== Aim ==
Copy each line that holds "ISABEL".

──────── Recorded information ────────

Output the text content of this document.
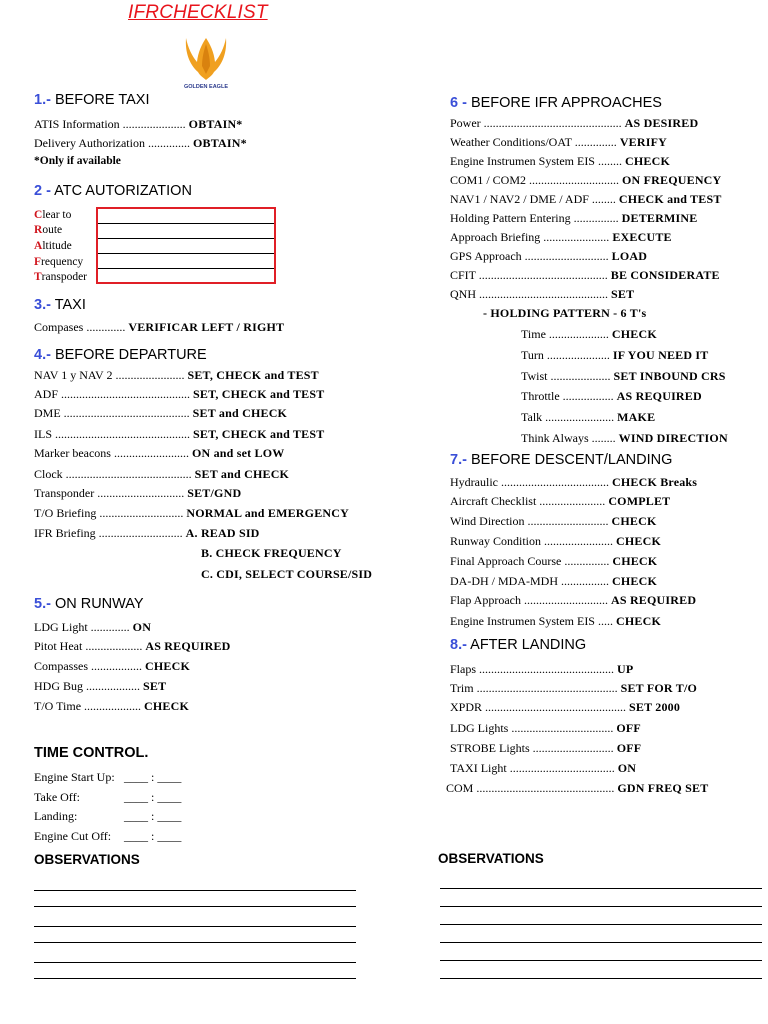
IFRCHECKLIST
GOLDEN EAGLE
1.- BEFORE TAXI
ATIS Information ..................... OBTAIN*
Delivery Authorization .............. OBTAIN*
*Only if available
2 - ATC AUTORIZATION
Clear to
Route
Altitude
Frequency
Transpoder
3.- TAXI
Compases ............. VERIFICAR LEFT / RIGHT
4.- BEFORE DEPARTURE
NAV 1 y NAV 2 ....................... SET, CHECK and TEST
ADF ........................................... SET, CHECK and TEST
DME .......................................... SET and CHECK
ILS ............................................. SET, CHECK and TEST
Marker beacons ......................... ON and set LOW
Clock .......................................... SET and CHECK
Transponder ............................. SET/GND
T/O Briefing ............................ NORMAL and EMERGENCY
IFR Briefing ............................ A. READ SID
B. CHECK FREQUENCY
C. CDI, SELECT COURSE/SID
5.- ON RUNWAY
LDG Light ............. ON
Pitot Heat ................... AS REQUIRED
Compasses ................. CHECK
HDG Bug .................. SET
T/O Time ................... CHECK
TIME CONTROL.
Engine Start Up: ____ : ____
Take Off:	____ : ____
Landing:	____ : ____
Engine Cut Off: ____ : ____
OBSERVATIONS
6 - BEFORE IFR APPROACHES
Power .............................................. AS DESIRED
Weather Conditions/OAT .............. VERIFY
Engine Instrumen System EIS ........ CHECK
COM1 / COM2 .............................. ON FREQUENCY
NAV1 / NAV2 / DME / ADF ........ CHECK and TEST
Holding Pattern Entering ............... DETERMINE
Approach Briefing ...................... EXECUTE
GPS Approach ............................ LOAD
CFIT ........................................... BE CONSIDERATE
QNH ........................................... SET
- HOLDING PATTERN - 6 T's
Time .................... CHECK
Turn ..................... IF YOU NEED IT
Twist .................... SET INBOUND CRS
Throttle ................. AS REQUIRED
Talk ....................... MAKE
Think Always ........ WIND DIRECTION
7.- BEFORE DESCENT/LANDING
Hydraulic .................................... CHECK Breaks
Aircraft Checklist ...................... COMPLET
Wind Direction ........................... CHECK
Runway Condition ....................... CHECK
Final Approach Course ............... CHECK
DA-DH / MDA-MDH ................ CHECK
Flap Approach ............................ AS REQUIRED
Engine Instrumen System EIS ..... CHECK
8.- AFTER LANDING
Flaps ............................................. UP
Trim ............................................... SET FOR T/O
XPDR ............................................... SET 2000
LDG Lights .................................. OFF
STROBE Lights ........................... OFF
TAXI Light ................................... ON
COM .............................................. GDN FREQ SET
OBSERVATIONS
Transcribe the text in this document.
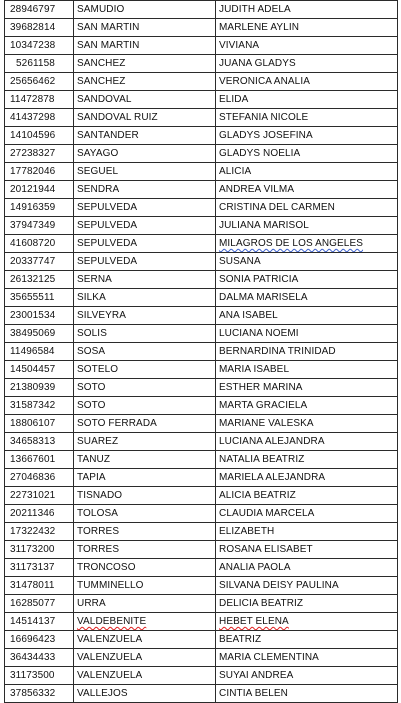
28946797	SAMUDIO	JUDITH ADELA
39682814	SAN MARTIN	MARLENE AYLIN
10347238	SAN MARTIN	VIVIANA
5261158	SANCHEZ	JUANA GLADYS
25656462	SANCHEZ	VERONICA ANALIA
11472878	SANDOVAL	ELIDA
41437298	SANDOVAL RUIZ	STEFANIA NICOLE
14104596	SANTANDER	GLADYS JOSEFINA
27238327	SAYAGO	GLADYS NOELIA
17782046	SEGUEL	ALICIA
20121944	SENDRA	ANDREA VILMA
14916359	SEPULVEDA	CRISTINA DEL CARMEN
37947349	SEPULVEDA	JULIANA MARISOL
41608720	SEPULVEDA	MILAGROS DE LOS ANGELES
20337747	SEPULVEDA	SUSANA
26132125	SERNA	SONIA PATRICIA
35655511	SILKA	DALMA MARISELA
23001534	SILVEYRA	ANA ISABEL
38495069	SOLIS	LUCIANA NOEMI
11496584	SOSA	BERNARDINA TRINIDAD
14504457	SOTELO	MARIA ISABEL
21380939	SOTO	ESTHER MARINA
31587342	SOTO	MARTA GRACIELA
18806107	SOTO FERRADA	MARIANE VALESKA
34658313	SUAREZ	LUCIANA ALEJANDRA
13667601	TANUZ	NATALIA BEATRIZ
27046836	TAPIA	MARIELA ALEJANDRA
22731021	TISNADO	ALICIA BEATRIZ
20211346	TOLOSA	CLAUDIA MARCELA
17322432	TORRES	ELIZABETH
31173200	TORRES	ROSANA ELISABET
31173137	TRONCOSO	ANALIA PAOLA
31478011	TUMMINELLO	SILVANA DEISY PAULINA
16285077	URRA	DELICIA BEATRIZ
14514137	VALDEBENITE	HEBET ELENA
16696423	VALENZUELA	BEATRIZ
36434433	VALENZUELA	MARIA CLEMENTINA
31173500	VALENZUELA	SUYAI ANDREA
37856332	VALLEJOS	CINTIA BELEN
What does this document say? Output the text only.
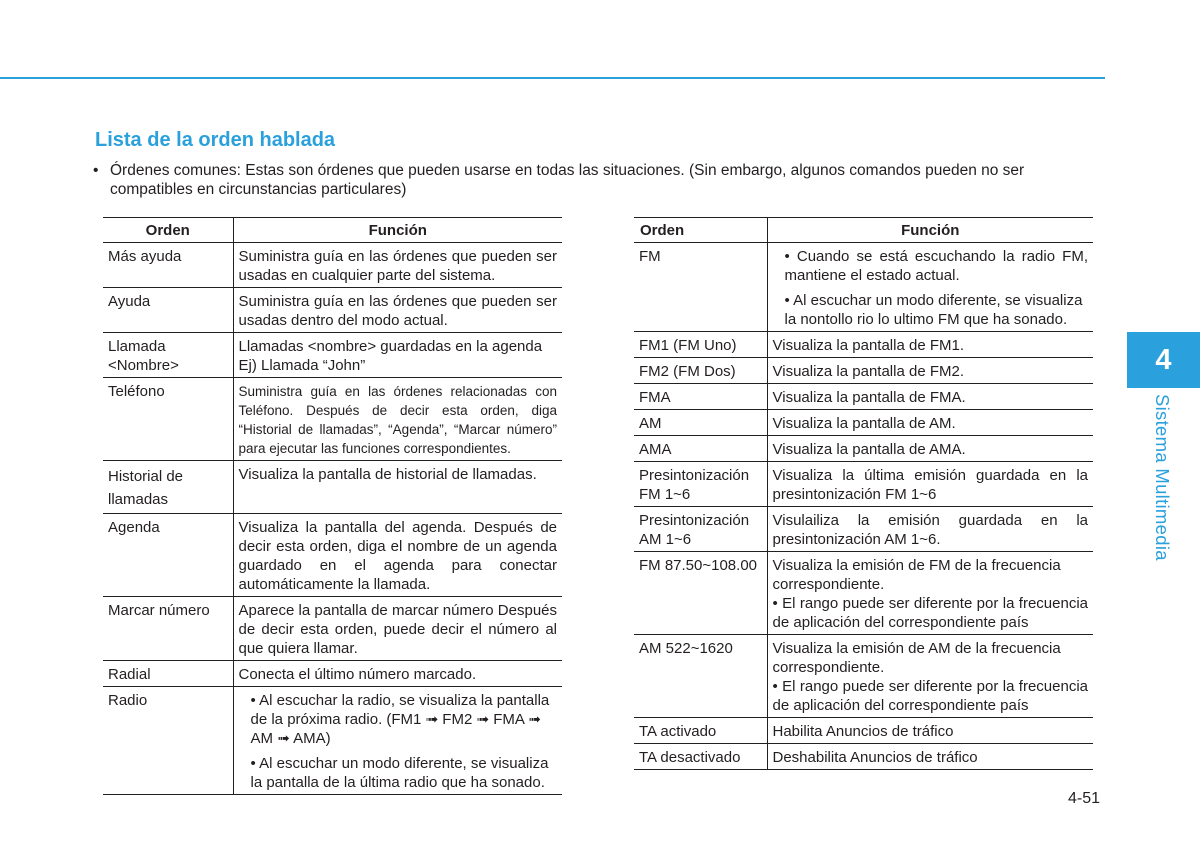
Lista de la orden hablada
• Órdenes comunes: Estas son órdenes que pueden usarse en todas las situaciones. (Sin embargo, algunos comandos pueden no ser compatibles en circunstancias particulares)
Orden	Función
Más ayuda	Suministra guía en las órdenes que pueden ser usadas en cualquier parte del sistema.
Ayuda	Suministra guía en las órdenes que pueden ser usadas dentro del modo actual.
Llamada <Nombre>	Llamadas <nombre> guardadas en la agenda Ej) Llamada “John”
Teléfono	Suministra guía en las órdenes relacionadas con Teléfono. Después de decir esta orden, diga “Historial de llamadas”, “Agenda”, “Marcar número” para ejecutar las funciones correspondientes.
Historial de llamadas	Visualiza la pantalla de historial de llamadas.
Agenda	Visualiza la pantalla del agenda. Después de decir esta orden, diga el nombre de un agenda guardado en el agenda para conectar automáticamente la llamada.
Marcar número	Aparece la pantalla de marcar número Después de decir esta orden, puede decir el número al que quiera llamar.
Radial	Conecta el último número marcado.
Radio	• Al escuchar la radio, se visualiza la pantalla de la próxima radio. (FM1 ➟ FM2 ➟ FMA ➟ AM ➟ AMA)

• Al escuchar un modo diferente, se visualiza la pantalla de la última radio que ha sonado.

Orden	Función
FM	• Cuando se está escuchando la radio FM, mantiene el estado actual.

• Al escuchar un modo diferente, se visualiza la nontollo rio lo ultimo FM que ha sonado.

FM1 (FM Uno)	Visualiza la pantalla de FM1.
FM2 (FM Dos)	Visualiza la pantalla de FM2.
FMA	Visualiza la pantalla de FMA.
AM	Visualiza la pantalla de AM.
AMA	Visualiza la pantalla de AMA.
Presintonización FM 1~6	Visualiza la última emisión guardada en la presintonización FM 1~6
Presintonización AM 1~6	Visulailiza la emisión guardada en la presintonización AM 1~6.
FM 87.50~108.00	Visualiza la emisión de FM de la frecuencia correspondiente.
• El rango puede ser diferente por la frecuencia de aplicación del correspondiente país

AM 522~1620	Visualiza la emisión de AM de la frecuencia correspondiente.
• El rango puede ser diferente por la frecuencia de aplicación del correspondiente país

TA activado	Habilita Anuncios de tráfico
TA desactivado	Deshabilita Anuncios de tráfico
4
Sistema Multimedia
4-51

────────

== Result for this task ==
23001534	SILVEYRA	ANA ISABEL
14504457	SOTELO	MARIA ISABEL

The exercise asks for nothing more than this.